▶ **RECORDS SUPPLIED**:
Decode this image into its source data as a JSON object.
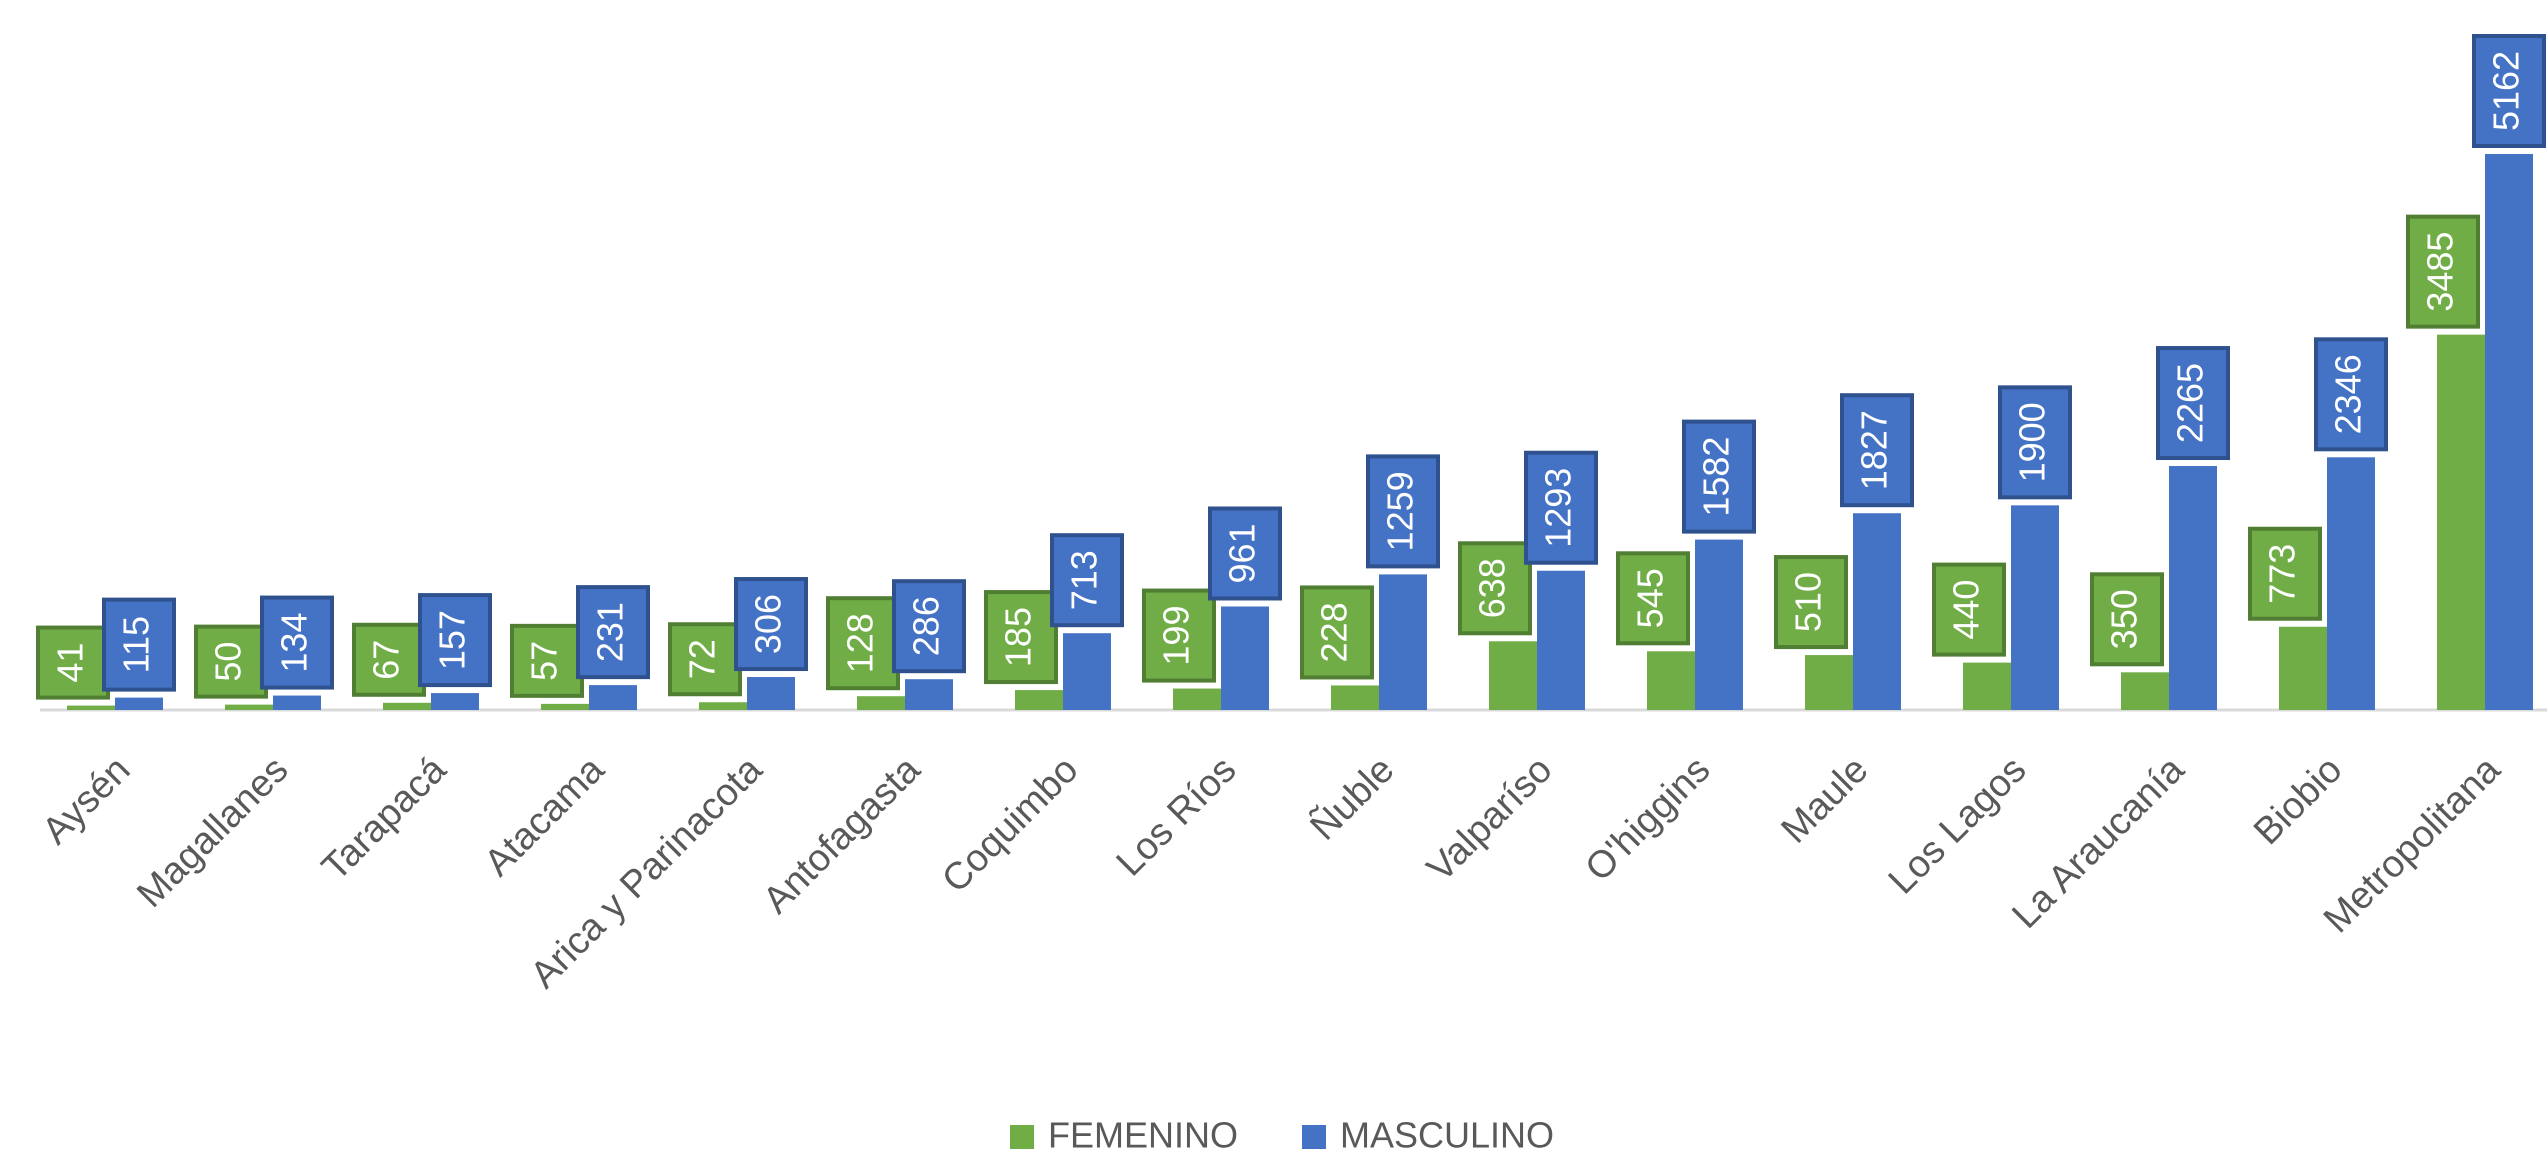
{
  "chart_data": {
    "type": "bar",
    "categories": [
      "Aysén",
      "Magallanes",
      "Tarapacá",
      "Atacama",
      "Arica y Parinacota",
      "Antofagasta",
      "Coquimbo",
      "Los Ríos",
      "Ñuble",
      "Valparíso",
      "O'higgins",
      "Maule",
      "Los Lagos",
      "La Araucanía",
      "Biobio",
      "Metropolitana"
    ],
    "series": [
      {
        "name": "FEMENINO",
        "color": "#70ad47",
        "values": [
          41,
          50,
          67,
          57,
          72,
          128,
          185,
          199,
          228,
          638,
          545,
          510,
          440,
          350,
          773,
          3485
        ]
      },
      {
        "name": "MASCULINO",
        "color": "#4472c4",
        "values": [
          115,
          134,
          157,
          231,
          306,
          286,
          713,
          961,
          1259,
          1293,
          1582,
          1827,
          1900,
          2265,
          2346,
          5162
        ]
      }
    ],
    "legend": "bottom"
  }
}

--

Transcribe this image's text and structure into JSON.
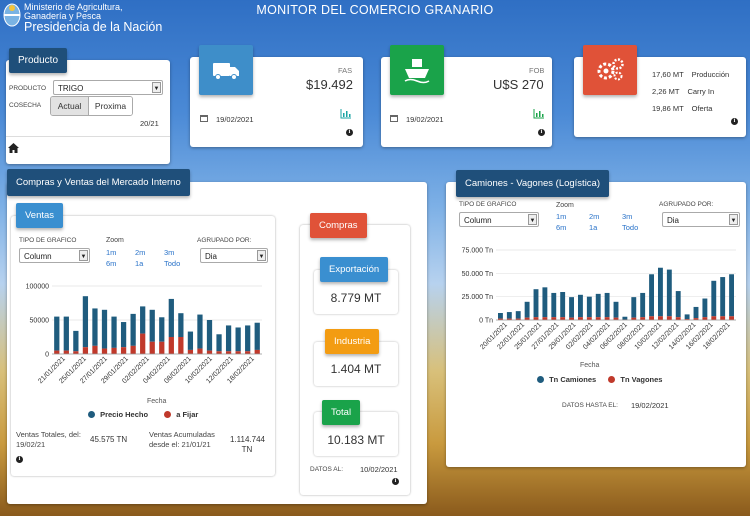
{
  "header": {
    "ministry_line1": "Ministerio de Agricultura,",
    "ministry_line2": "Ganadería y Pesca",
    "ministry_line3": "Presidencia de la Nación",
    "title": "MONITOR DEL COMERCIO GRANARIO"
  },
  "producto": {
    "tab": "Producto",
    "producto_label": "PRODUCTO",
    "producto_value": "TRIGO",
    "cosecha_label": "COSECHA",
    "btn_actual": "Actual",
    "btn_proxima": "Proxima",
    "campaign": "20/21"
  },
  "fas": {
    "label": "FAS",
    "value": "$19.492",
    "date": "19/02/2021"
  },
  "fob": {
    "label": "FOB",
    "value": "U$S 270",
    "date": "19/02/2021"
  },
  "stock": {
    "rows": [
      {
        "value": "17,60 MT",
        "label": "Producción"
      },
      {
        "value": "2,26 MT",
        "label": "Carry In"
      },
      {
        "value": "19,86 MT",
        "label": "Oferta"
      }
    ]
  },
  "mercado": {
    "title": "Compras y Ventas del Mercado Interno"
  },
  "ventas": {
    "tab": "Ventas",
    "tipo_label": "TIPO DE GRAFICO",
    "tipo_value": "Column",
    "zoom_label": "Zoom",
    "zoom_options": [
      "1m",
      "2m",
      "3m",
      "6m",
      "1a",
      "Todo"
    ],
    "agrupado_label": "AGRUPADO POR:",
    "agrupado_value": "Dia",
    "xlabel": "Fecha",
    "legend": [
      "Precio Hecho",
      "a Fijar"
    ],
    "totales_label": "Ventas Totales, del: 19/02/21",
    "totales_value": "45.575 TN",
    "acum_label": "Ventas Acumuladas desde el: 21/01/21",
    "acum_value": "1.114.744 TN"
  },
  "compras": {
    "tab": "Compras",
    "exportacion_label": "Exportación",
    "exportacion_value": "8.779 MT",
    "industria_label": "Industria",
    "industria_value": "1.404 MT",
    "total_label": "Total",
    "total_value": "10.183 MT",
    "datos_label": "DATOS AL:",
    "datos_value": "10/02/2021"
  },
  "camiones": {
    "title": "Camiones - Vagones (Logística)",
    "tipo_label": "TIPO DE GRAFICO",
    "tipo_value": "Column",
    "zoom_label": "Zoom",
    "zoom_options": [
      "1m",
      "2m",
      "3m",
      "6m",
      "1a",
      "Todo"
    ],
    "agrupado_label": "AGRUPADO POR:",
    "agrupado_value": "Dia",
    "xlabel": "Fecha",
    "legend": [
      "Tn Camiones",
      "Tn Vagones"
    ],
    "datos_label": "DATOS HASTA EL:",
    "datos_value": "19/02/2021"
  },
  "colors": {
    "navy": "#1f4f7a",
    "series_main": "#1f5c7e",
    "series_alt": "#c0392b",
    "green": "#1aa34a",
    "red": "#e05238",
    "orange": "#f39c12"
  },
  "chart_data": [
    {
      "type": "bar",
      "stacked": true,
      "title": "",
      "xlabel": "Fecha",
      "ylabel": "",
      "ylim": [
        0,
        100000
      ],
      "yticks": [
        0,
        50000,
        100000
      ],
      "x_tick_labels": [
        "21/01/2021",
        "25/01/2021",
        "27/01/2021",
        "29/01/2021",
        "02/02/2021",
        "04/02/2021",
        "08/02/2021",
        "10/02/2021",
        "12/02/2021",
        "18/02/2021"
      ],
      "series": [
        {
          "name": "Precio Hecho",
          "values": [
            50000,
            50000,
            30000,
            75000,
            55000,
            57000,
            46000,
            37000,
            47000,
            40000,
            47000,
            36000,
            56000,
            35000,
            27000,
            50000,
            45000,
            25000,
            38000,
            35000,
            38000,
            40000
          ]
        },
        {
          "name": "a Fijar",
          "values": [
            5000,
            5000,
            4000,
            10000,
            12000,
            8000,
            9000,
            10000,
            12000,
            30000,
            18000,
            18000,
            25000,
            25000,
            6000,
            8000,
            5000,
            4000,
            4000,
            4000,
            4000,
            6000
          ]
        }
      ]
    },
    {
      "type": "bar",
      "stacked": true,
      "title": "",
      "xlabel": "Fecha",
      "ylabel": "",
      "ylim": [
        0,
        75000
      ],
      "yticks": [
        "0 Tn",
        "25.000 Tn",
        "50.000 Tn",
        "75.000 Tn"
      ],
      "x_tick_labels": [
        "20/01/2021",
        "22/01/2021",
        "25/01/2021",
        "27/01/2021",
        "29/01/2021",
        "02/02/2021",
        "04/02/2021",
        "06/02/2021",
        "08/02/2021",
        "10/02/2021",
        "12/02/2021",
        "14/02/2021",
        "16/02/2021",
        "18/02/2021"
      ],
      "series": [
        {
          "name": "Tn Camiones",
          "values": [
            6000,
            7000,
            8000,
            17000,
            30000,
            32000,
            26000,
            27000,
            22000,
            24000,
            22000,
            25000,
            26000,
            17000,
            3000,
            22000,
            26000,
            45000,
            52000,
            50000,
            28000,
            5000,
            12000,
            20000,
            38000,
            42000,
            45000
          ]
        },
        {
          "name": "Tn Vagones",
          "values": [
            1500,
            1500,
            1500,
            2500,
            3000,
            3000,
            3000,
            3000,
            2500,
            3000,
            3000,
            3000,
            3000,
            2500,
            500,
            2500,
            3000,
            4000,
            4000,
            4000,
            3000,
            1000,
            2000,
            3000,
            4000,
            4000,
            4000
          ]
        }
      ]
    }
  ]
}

▶ **TASK DESCRIPTION**: Scan the material for lines with the word "this", and copy each line you find.

▶ **REPLY**:
Decode this image into its source data as a JSON object.
Transcribe this image's text and structure into JSON.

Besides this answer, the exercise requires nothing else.